▶ [Your task]
Search the material for the word "annotated" and copy each line that holds it.

▶ [Working data]
━━━━

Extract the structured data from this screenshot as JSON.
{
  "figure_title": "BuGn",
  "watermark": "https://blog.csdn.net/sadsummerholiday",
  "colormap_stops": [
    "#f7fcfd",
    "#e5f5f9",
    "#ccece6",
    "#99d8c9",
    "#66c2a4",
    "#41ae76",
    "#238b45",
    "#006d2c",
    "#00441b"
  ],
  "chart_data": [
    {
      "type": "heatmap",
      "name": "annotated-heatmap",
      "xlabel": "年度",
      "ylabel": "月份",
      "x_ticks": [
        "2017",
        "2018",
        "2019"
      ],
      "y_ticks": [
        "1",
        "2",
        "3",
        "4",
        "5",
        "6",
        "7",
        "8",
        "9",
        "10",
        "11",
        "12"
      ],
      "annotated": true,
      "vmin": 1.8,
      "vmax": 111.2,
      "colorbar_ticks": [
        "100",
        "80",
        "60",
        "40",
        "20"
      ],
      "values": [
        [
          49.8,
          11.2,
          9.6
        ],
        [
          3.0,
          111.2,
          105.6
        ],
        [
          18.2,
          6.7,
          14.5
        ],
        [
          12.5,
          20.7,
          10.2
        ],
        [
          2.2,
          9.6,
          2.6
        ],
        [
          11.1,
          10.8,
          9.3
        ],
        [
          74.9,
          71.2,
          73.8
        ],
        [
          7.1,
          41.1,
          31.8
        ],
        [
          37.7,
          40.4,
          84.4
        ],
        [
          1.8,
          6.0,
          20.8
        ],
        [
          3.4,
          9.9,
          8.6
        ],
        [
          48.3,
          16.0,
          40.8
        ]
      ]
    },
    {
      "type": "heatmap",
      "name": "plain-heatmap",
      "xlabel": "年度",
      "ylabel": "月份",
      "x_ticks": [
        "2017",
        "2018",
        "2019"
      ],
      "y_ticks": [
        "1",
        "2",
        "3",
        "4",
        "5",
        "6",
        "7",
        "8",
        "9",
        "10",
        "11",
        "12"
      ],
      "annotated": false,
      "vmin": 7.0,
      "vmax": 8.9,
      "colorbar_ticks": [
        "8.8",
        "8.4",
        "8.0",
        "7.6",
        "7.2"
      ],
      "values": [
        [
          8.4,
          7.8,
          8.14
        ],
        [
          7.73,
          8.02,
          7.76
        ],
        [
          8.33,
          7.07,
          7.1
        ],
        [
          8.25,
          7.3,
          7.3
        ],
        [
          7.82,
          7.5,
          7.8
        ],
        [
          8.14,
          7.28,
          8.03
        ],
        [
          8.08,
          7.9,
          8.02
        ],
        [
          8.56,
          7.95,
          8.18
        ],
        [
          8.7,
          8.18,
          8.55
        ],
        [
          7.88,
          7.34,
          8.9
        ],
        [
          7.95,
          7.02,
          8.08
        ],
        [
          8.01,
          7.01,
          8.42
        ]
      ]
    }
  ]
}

━━━━

▶ [Task solution]
      "name": "annotated-heatmap",
      "annotated": true,
      "annotated": false,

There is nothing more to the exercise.